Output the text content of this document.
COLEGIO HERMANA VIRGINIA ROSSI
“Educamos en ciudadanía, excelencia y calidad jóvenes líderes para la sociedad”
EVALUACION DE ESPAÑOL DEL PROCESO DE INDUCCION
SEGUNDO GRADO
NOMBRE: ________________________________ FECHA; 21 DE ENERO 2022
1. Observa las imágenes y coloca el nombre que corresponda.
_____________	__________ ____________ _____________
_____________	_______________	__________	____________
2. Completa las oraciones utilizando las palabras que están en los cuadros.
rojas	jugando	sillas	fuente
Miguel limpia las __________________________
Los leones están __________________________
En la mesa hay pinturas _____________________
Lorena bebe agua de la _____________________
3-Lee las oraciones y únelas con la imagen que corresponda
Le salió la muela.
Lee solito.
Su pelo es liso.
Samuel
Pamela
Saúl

================================

• _EXERCISE REQUIREMENTS_
Every line in the data that holds the string "corresponda" should be copied.

• _EXERCISE RESPONSE_
1. Observa las imágenes y coloca el nombre que corresponda.
3-Lee las oraciones y únelas con la imagen que corresponda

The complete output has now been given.